╭─ DATA SHOWN
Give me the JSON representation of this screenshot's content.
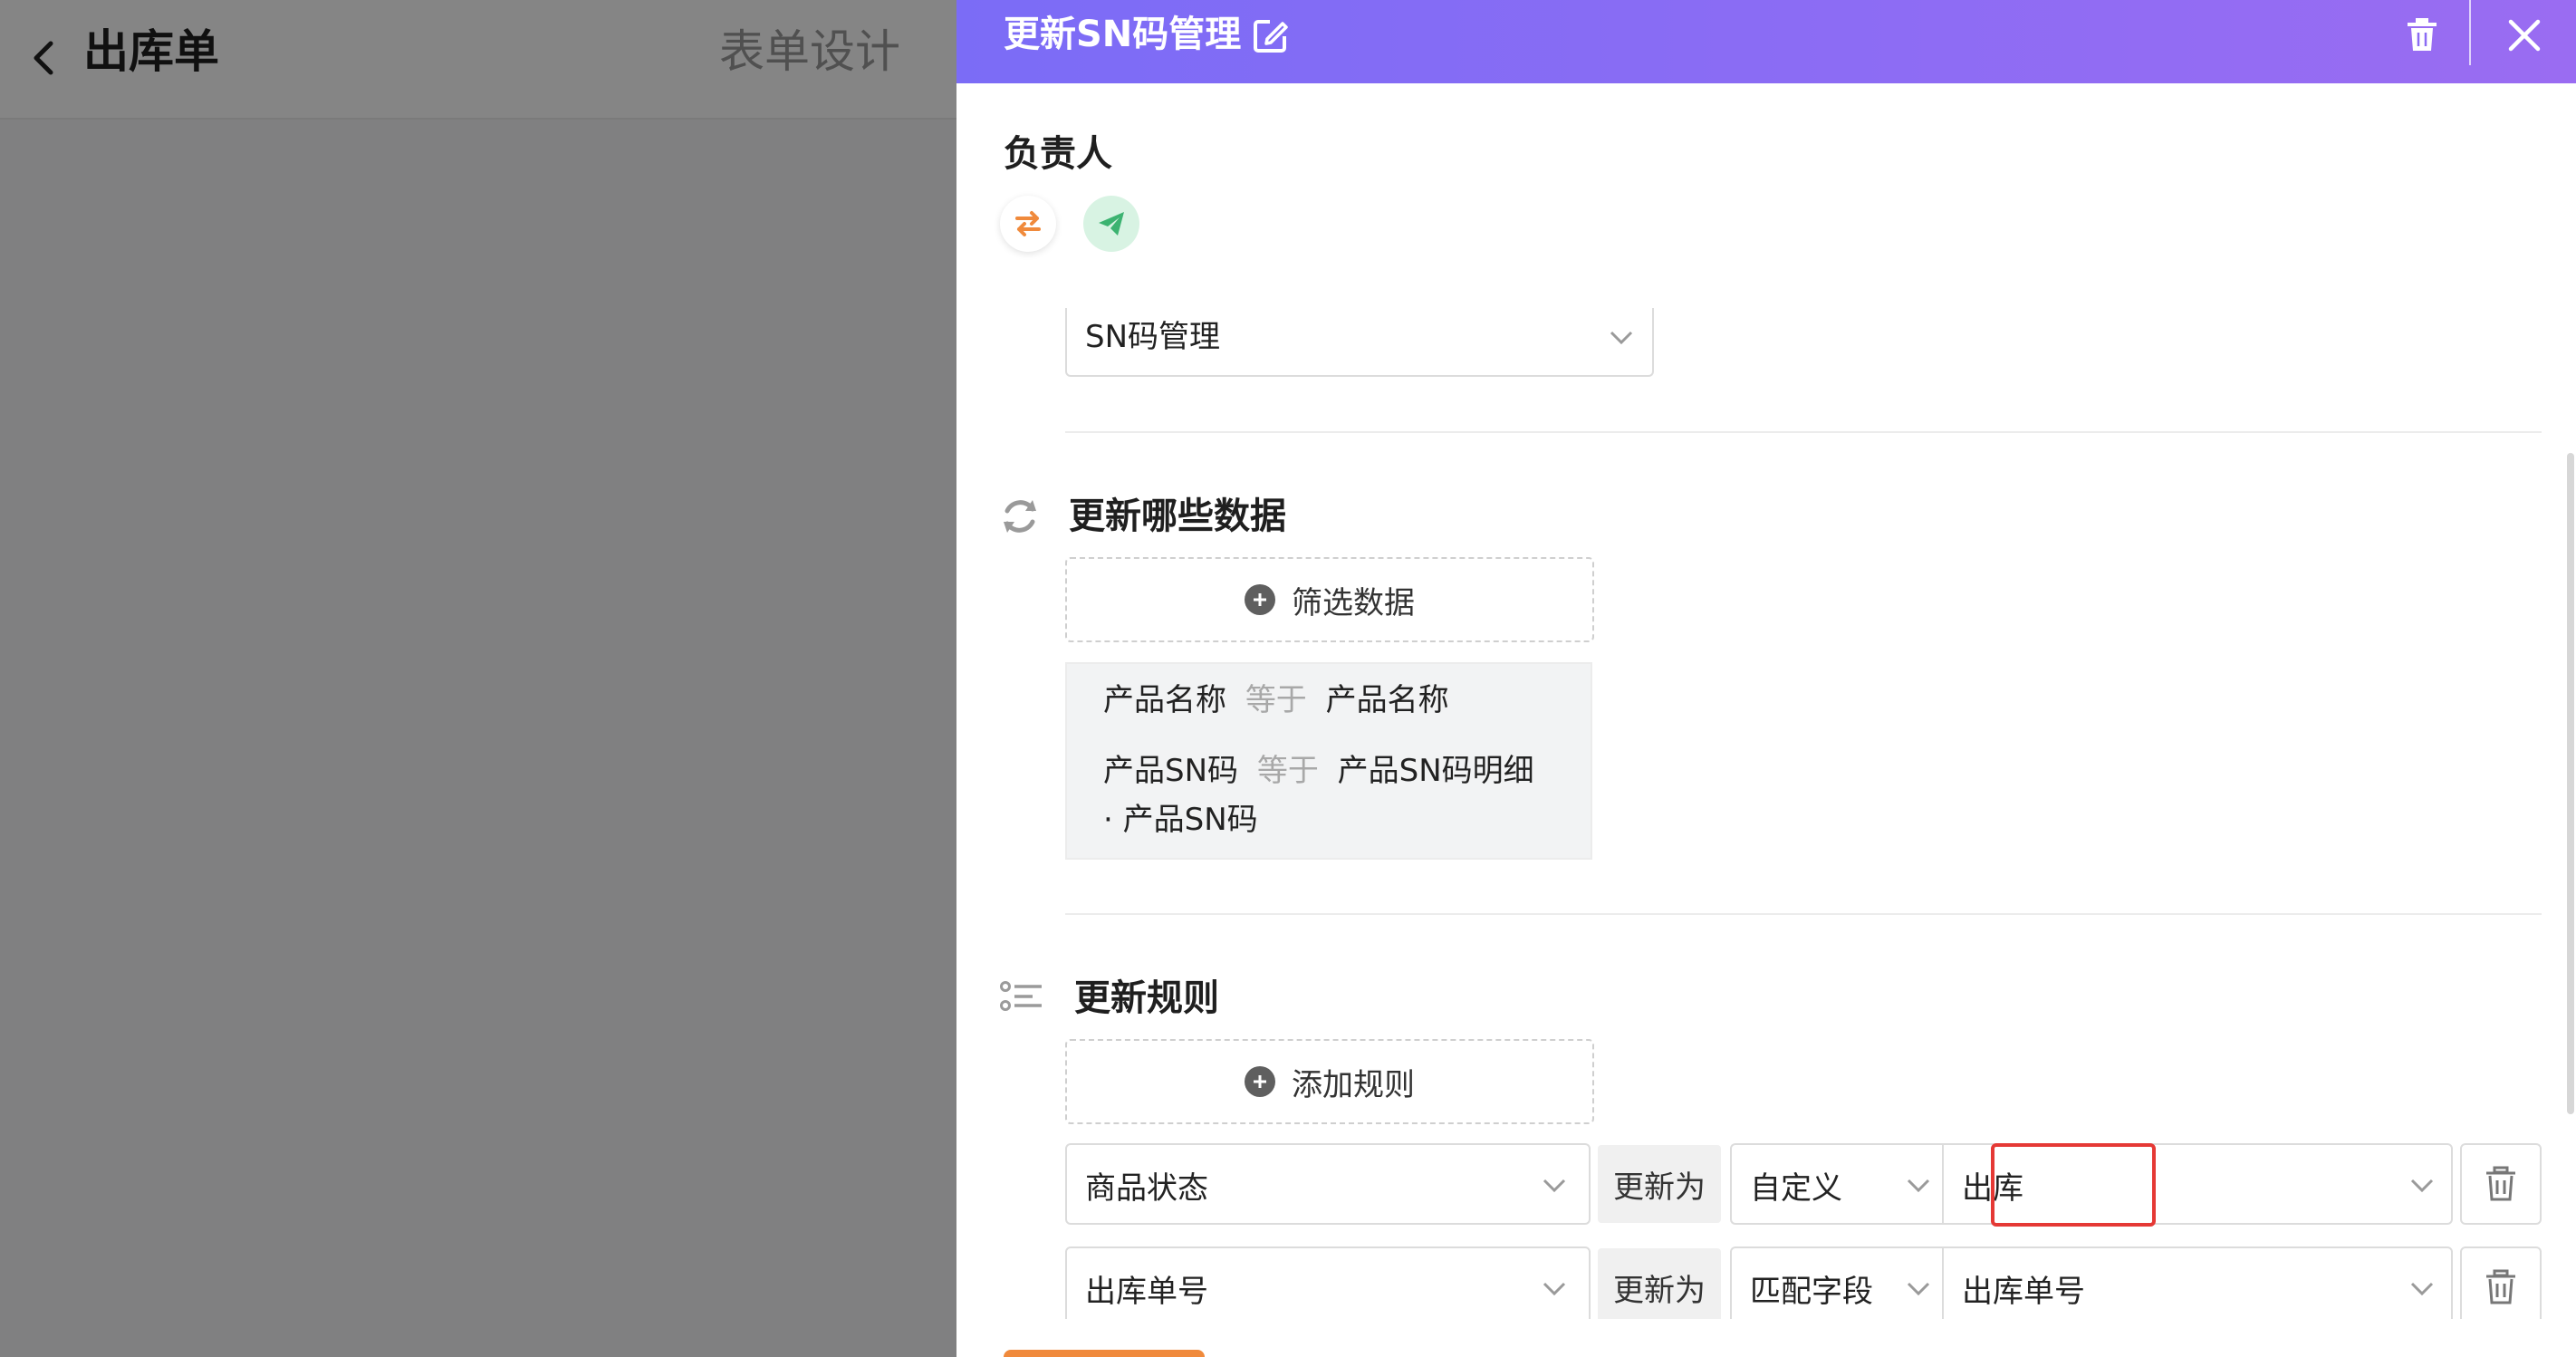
{
  "app": {
    "title": "出库单",
    "tab_form_design": "表单设计"
  },
  "drawer": {
    "title": "更新SN码管理",
    "assignee_label": "负责人",
    "target_form_value": "SN码管理",
    "section_update_data": {
      "title": "更新哪些数据",
      "filter_button": "筛选数据",
      "conditions": [
        {
          "field": "产品名称",
          "operator": "等于",
          "value": "产品名称",
          "value_cont": ""
        },
        {
          "field": "产品SN码",
          "operator": "等于",
          "value": "产品SN码明细",
          "value_cont": "· 产品SN码"
        }
      ]
    },
    "section_rules": {
      "title": "更新规则",
      "add_button": "添加规则",
      "rules": [
        {
          "field": "商品状态",
          "update_to": "更新为",
          "mode": "自定义",
          "value": "出库"
        },
        {
          "field": "出库单号",
          "update_to": "更新为",
          "mode": "匹配字段",
          "value": "出库单号"
        }
      ]
    }
  },
  "colors": {
    "header_start": "#7b6cf6",
    "header_end": "#9a6cf2",
    "highlight": "#e53935",
    "accent_orange": "#f08a3c",
    "send_green": "#3cb371"
  },
  "icons": [
    "back-arrow-icon",
    "edit-icon",
    "trash-icon",
    "close-icon",
    "swap-icon",
    "send-icon",
    "refresh-icon",
    "list-icon",
    "plus-circle-icon",
    "chevron-down-icon"
  ]
}
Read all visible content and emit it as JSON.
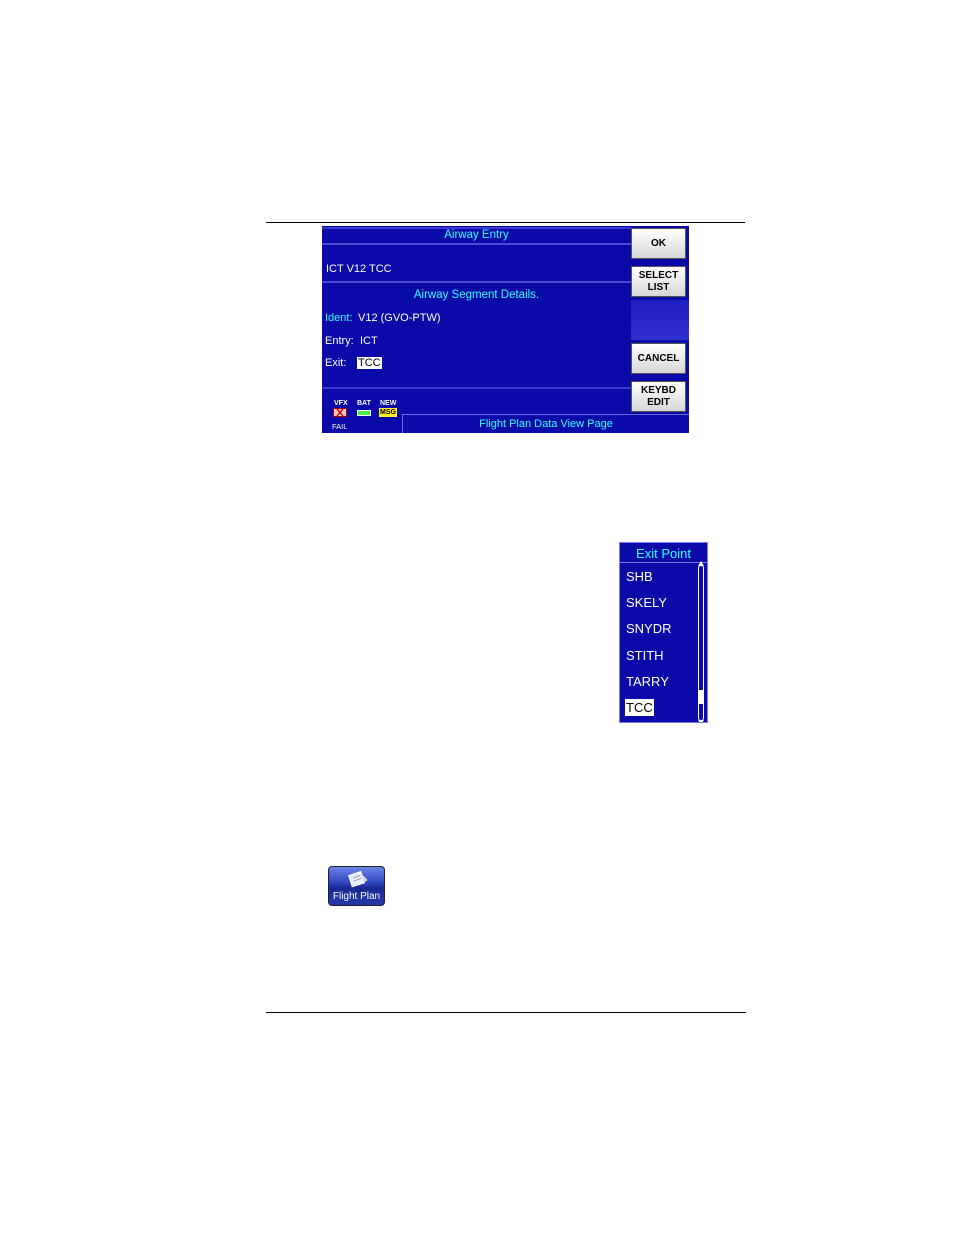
╰─
### PROBLEM STATEMENT
Pick out every line of the listing containing the word "JSON", and show those lines.

### FINAL RESULT
Give me the JSON representation of this screenshot's content.
Read all visible content and emit it as JSON.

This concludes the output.